**EXERCISE TASK:**
Copy every line of the records below that holds the word "What".

**MATERIAL PROVIDED:**
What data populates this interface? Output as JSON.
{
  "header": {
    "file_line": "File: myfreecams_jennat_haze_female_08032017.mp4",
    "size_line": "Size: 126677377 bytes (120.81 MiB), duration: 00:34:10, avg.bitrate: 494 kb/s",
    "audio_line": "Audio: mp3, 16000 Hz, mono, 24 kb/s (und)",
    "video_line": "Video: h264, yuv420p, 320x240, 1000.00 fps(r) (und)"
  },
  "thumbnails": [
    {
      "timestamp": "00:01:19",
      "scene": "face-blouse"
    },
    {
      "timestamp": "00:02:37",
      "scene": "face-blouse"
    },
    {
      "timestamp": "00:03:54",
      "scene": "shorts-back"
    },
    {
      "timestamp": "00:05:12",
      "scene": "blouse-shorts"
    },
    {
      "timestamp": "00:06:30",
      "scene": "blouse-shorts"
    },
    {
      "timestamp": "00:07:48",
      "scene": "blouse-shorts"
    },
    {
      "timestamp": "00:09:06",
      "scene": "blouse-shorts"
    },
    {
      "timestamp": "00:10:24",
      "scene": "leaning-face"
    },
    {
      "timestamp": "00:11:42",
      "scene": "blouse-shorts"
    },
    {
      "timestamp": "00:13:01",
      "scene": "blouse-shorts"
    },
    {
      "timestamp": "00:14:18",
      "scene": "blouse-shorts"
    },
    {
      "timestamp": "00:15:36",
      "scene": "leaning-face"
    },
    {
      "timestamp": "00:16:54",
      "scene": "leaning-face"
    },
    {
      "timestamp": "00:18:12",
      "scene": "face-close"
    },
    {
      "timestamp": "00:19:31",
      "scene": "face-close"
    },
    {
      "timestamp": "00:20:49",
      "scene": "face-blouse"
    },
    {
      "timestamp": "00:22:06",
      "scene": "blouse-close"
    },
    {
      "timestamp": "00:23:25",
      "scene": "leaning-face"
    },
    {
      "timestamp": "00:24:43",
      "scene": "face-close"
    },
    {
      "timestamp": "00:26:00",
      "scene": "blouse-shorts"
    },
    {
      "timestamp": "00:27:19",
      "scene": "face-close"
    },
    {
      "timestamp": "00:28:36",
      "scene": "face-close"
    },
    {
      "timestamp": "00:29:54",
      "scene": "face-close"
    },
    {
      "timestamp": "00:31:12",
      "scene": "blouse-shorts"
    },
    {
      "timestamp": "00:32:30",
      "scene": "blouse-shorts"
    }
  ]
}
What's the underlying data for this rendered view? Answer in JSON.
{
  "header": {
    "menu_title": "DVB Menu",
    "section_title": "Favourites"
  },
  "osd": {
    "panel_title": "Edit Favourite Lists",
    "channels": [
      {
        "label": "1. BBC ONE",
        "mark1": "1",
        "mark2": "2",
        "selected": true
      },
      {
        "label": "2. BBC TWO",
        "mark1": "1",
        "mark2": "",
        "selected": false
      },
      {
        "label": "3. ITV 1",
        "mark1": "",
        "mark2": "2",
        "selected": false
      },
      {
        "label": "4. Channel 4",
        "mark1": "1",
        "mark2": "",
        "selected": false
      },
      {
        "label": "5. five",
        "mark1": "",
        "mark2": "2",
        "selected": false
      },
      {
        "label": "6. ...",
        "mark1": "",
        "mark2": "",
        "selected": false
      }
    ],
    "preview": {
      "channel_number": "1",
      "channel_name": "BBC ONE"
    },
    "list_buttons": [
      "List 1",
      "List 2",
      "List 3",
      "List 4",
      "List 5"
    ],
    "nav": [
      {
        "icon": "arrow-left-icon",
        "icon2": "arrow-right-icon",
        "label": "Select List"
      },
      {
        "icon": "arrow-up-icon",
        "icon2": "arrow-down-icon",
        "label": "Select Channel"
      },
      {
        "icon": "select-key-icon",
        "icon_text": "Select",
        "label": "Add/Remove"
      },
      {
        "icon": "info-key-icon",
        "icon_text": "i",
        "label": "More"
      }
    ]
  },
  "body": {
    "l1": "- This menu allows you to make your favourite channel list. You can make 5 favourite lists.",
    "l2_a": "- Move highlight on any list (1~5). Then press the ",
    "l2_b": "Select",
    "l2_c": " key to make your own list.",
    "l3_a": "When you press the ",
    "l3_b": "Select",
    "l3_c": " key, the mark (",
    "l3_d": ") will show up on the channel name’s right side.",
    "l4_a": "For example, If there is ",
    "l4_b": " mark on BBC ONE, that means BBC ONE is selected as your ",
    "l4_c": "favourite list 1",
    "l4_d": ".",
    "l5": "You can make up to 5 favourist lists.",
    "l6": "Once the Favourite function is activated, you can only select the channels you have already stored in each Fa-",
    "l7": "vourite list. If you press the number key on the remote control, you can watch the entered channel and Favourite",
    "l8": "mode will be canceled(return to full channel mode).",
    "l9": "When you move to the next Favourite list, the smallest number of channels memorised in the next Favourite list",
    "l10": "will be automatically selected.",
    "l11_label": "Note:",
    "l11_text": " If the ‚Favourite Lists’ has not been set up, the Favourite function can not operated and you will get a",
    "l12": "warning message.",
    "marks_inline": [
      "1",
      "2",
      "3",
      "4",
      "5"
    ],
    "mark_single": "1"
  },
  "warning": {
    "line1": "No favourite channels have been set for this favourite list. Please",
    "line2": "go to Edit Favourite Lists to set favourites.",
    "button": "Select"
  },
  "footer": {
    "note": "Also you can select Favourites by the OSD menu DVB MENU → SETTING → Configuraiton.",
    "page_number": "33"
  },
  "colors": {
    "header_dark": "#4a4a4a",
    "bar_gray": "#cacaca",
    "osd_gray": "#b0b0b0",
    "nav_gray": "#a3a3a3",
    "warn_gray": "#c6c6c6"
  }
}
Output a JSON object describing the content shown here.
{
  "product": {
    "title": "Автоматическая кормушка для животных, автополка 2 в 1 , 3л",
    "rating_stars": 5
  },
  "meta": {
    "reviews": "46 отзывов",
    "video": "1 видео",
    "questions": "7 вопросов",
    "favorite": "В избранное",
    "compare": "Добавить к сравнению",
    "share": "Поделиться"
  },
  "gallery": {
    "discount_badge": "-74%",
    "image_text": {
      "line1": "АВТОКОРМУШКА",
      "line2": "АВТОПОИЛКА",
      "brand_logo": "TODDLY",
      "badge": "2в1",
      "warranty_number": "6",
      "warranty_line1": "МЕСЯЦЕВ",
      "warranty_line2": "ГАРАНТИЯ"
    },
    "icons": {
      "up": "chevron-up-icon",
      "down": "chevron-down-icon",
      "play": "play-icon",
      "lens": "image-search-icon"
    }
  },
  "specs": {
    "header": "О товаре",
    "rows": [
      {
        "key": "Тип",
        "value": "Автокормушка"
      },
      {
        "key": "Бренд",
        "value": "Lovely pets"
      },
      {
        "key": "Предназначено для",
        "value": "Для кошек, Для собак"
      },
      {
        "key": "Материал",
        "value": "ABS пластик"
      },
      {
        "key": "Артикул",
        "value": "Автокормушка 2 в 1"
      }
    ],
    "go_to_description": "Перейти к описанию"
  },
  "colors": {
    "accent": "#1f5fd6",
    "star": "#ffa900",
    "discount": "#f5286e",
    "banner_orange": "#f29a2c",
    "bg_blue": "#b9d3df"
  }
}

**CORRECT ANSWER:**
What data populates this interface? Output as JSON.
What's the underlying data for this rendered view? Answer in JSON.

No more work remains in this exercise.